▶

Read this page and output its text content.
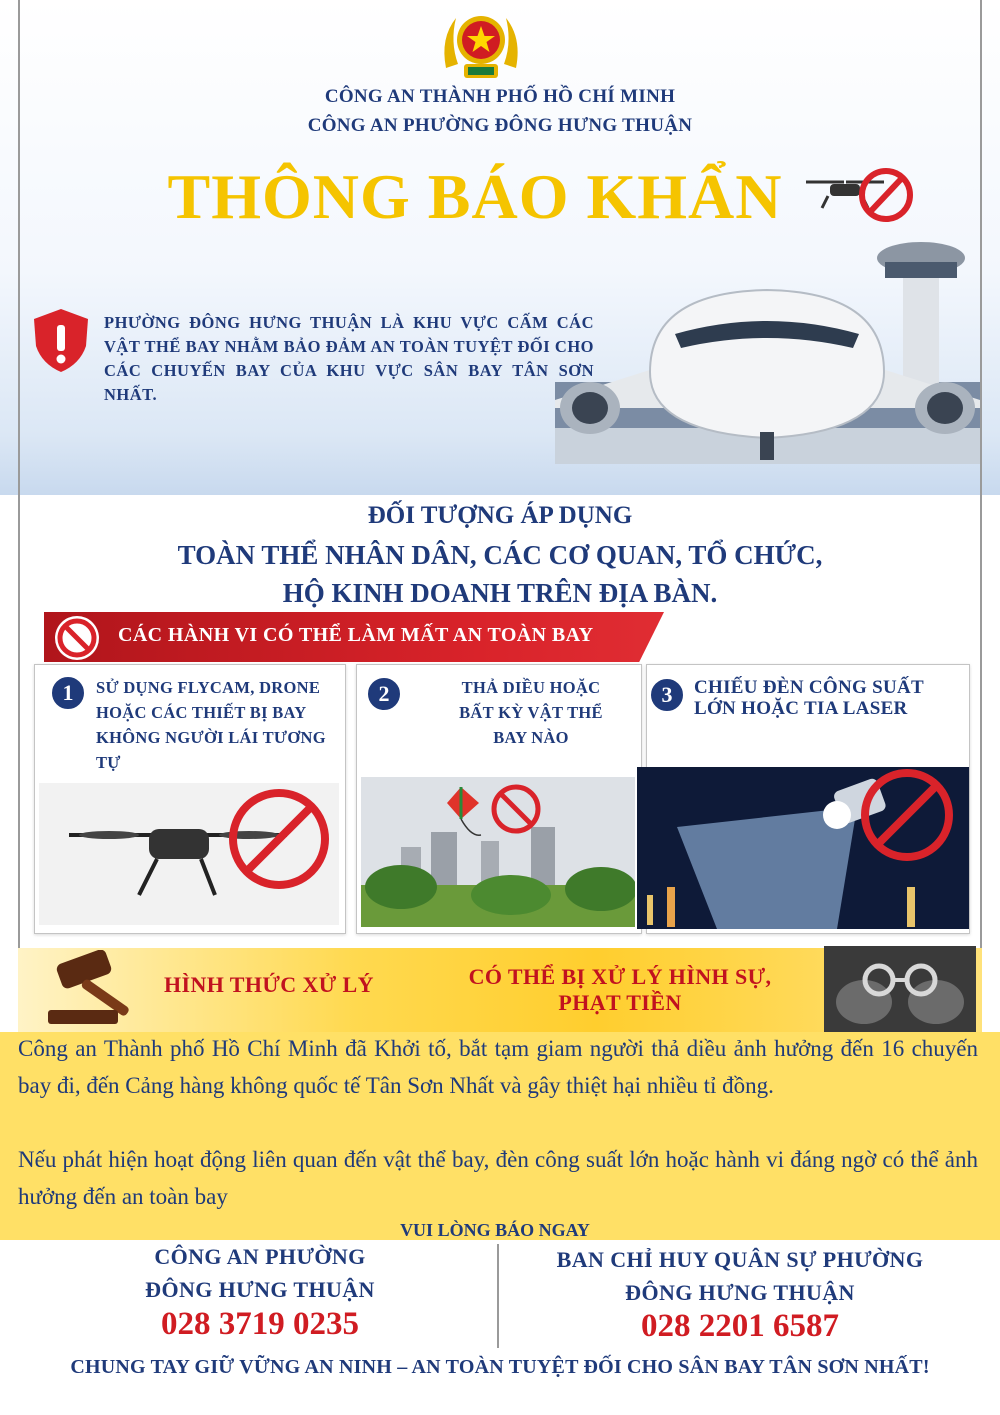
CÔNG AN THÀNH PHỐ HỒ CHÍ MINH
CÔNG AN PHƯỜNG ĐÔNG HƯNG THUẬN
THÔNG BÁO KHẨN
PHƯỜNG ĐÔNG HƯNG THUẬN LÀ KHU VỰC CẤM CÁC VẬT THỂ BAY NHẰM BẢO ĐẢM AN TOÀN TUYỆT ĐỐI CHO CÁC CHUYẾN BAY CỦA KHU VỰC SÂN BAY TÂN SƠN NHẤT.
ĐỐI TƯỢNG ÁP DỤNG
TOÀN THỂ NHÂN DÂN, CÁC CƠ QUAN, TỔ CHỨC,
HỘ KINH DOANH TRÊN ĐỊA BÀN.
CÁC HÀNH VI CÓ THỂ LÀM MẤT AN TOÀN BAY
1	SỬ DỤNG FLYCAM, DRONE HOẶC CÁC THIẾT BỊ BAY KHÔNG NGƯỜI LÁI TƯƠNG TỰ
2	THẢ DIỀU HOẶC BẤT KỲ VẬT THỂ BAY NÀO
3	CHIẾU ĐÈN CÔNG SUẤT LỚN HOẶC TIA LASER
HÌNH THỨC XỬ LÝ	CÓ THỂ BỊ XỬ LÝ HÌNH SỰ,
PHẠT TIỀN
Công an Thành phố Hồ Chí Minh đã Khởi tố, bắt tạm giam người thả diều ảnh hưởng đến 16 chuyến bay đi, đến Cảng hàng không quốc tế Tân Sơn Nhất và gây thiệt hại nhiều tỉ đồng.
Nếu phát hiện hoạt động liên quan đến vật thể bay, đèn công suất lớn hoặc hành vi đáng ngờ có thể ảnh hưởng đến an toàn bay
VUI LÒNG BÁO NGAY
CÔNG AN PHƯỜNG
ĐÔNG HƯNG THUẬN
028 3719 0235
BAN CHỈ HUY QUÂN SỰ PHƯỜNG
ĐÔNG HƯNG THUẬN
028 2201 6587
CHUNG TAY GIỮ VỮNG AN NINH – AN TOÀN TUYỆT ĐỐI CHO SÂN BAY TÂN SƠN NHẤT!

◀

EXERCISE DIRECTIONS: Leaving aside the images, write out the entries above word for word.

THE REPLY:
Read this page and output its text content.
CÔNG AN THÀNH PHỐ HỒ CHÍ MINH
CÔNG AN PHƯỜNG ĐÔNG HƯNG THUẬN
THÔNG BÁO KHẨN
PHƯỜNG ĐÔNG HƯNG THUẬN LÀ KHU VỰC CẤM CÁC VẬT THỂ BAY NHẰM BẢO ĐẢM AN TOÀN TUYỆT ĐỐI CHO CÁC CHUYẾN BAY CỦA KHU VỰC SÂN BAY TÂN SƠN NHẤT.
ĐỐI TƯỢNG ÁP DỤNG
TOÀN THỂ NHÂN DÂN, CÁC CƠ QUAN, TỔ CHỨC,
HỘ KINH DOANH TRÊN ĐỊA BÀN.
CÁC HÀNH VI CÓ THỂ LÀM MẤT AN TOÀN BAY
1	SỬ DỤNG FLYCAM, DRONE HOẶC CÁC THIẾT BỊ BAY KHÔNG NGƯỜI LÁI TƯƠNG TỰ
2	THẢ DIỀU HOẶC BẤT KỲ VẬT THỂ BAY NÀO
3	CHIẾU ĐÈN CÔNG SUẤT LỚN HOẶC TIA LASER
HÌNH THỨC XỬ LÝ	CÓ THỂ BỊ XỬ LÝ HÌNH SỰ,
PHẠT TIỀN
Công an Thành phố Hồ Chí Minh đã Khởi tố, bắt tạm giam người thả diều ảnh hưởng đến 16 chuyến bay đi, đến Cảng hàng không quốc tế Tân Sơn Nhất và gây thiệt hại nhiều tỉ đồng.
Nếu phát hiện hoạt động liên quan đến vật thể bay, đèn công suất lớn hoặc hành vi đáng ngờ có thể ảnh hưởng đến an toàn bay
VUI LÒNG BÁO NGAY
CÔNG AN PHƯỜNG
ĐÔNG HƯNG THUẬN
028 3719 0235
BAN CHỈ HUY QUÂN SỰ PHƯỜNG
ĐÔNG HƯNG THUẬN
028 2201 6587
CHUNG TAY GIỮ VỮNG AN NINH – AN TOÀN TUYỆT ĐỐI CHO SÂN BAY TÂN SƠN NHẤT!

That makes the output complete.